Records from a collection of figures
%%

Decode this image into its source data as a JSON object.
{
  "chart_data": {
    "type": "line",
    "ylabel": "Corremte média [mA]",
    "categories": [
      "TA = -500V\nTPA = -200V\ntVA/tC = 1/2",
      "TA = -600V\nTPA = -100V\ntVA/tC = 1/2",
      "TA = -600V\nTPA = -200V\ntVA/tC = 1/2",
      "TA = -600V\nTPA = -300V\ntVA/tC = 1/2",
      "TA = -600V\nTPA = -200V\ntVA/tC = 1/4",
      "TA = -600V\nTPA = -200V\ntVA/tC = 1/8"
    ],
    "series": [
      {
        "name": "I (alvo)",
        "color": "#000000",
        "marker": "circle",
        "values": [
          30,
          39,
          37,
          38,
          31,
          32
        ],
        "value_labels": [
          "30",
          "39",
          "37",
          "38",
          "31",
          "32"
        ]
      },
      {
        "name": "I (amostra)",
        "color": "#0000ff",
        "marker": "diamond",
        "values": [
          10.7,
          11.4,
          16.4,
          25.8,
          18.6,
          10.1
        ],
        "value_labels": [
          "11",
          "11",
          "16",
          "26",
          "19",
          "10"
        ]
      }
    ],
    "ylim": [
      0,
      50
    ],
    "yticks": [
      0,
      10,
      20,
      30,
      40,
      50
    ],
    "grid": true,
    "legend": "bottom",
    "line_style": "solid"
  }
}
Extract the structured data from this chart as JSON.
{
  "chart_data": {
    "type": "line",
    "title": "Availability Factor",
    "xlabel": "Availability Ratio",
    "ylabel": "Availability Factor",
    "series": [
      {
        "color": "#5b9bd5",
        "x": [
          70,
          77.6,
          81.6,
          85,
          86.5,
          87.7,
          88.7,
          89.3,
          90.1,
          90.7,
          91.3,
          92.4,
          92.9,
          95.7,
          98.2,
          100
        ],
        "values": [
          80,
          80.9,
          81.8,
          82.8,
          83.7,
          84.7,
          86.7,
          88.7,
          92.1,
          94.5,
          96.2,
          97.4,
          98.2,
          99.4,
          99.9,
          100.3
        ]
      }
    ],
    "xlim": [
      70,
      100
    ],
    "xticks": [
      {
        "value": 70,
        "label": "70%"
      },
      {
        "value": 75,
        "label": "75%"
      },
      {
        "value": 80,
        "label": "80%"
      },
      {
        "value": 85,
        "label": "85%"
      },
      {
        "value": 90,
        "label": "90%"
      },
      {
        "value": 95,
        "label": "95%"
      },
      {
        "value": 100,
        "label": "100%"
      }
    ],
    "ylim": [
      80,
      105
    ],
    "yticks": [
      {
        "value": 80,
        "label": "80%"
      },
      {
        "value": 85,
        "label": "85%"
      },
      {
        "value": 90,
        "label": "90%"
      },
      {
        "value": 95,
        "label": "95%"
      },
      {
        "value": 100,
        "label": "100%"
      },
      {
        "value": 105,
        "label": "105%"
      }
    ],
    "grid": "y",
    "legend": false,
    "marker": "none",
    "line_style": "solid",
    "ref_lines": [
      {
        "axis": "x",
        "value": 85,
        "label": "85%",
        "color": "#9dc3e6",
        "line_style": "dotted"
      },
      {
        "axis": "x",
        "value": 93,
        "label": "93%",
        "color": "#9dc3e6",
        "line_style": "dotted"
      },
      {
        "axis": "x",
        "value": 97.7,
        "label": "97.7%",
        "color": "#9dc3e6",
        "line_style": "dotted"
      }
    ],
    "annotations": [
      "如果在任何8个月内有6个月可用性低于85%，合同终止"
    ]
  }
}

%%

Give all the entries again exactly; leave none out.

**Complete answer**:
Decode this image into its source data as a JSON object.
{
  "chart_data": {
    "type": "line",
    "ylabel": "Corremte média [mA]",
    "categories": [
      "TA = -500V\nTPA = -200V\ntVA/tC = 1/2",
      "TA = -600V\nTPA = -100V\ntVA/tC = 1/2",
      "TA = -600V\nTPA = -200V\ntVA/tC = 1/2",
      "TA = -600V\nTPA = -300V\ntVA/tC = 1/2",
      "TA = -600V\nTPA = -200V\ntVA/tC = 1/4",
      "TA = -600V\nTPA = -200V\ntVA/tC = 1/8"
    ],
    "series": [
      {
        "name": "I (alvo)",
        "color": "#000000",
        "marker": "circle",
        "values": [
          30,
          39,
          37,
          38,
          31,
          32
        ],
        "value_labels": [
          "30",
          "39",
          "37",
          "38",
          "31",
          "32"
        ]
      },
      {
        "name": "I (amostra)",
        "color": "#0000ff",
        "marker": "diamond",
        "values": [
          10.7,
          11.4,
          16.4,
          25.8,
          18.6,
          10.1
        ],
        "value_labels": [
          "11",
          "11",
          "16",
          "26",
          "19",
          "10"
        ]
      }
    ],
    "ylim": [
      0,
      50
    ],
    "yticks": [
      0,
      10,
      20,
      30,
      40,
      50
    ],
    "grid": true,
    "legend": "bottom",
    "line_style": "solid"
  }
}
Extract the structured data from this chart as JSON.
{
  "chart_data": {
    "type": "line",
    "title": "Availability Factor",
    "xlabel": "Availability Ratio",
    "ylabel": "Availability Factor",
    "series": [
      {
        "color": "#5b9bd5",
        "x": [
          70,
          77.6,
          81.6,
          85,
          86.5,
          87.7,
          88.7,
          89.3,
          90.1,
          90.7,
          91.3,
          92.4,
          92.9,
          95.7,
          98.2,
          100
        ],
        "values": [
          80,
          80.9,
          81.8,
          82.8,
          83.7,
          84.7,
          86.7,
          88.7,
          92.1,
          94.5,
          96.2,
          97.4,
          98.2,
          99.4,
          99.9,
          100.3
        ]
      }
    ],
    "xlim": [
      70,
      100
    ],
    "xticks": [
      {
        "value": 70,
        "label": "70%"
      },
      {
        "value": 75,
        "label": "75%"
      },
      {
        "value": 80,
        "label": "80%"
      },
      {
        "value": 85,
        "label": "85%"
      },
      {
        "value": 90,
        "label": "90%"
      },
      {
        "value": 95,
        "label": "95%"
      },
      {
        "value": 100,
        "label": "100%"
      }
    ],
    "ylim": [
      80,
      105
    ],
    "yticks": [
      {
        "value": 80,
        "label": "80%"
      },
      {
        "value": 85,
        "label": "85%"
      },
      {
        "value": 90,
        "label": "90%"
      },
      {
        "value": 95,
        "label": "95%"
      },
      {
        "value": 100,
        "label": "100%"
      },
      {
        "value": 105,
        "label": "105%"
      }
    ],
    "grid": "y",
    "legend": false,
    "marker": "none",
    "line_style": "solid",
    "ref_lines": [
      {
        "axis": "x",
        "value": 85,
        "label": "85%",
        "color": "#9dc3e6",
        "line_style": "dotted"
      },
      {
        "axis": "x",
        "value": 93,
        "label": "93%",
        "color": "#9dc3e6",
        "line_style": "dotted"
      },
      {
        "axis": "x",
        "value": 97.7,
        "label": "97.7%",
        "color": "#9dc3e6",
        "line_style": "dotted"
      }
    ],
    "annotations": [
      "如果在任何8个月内有6个月可用性低于85%，合同终止"
    ]
  }
}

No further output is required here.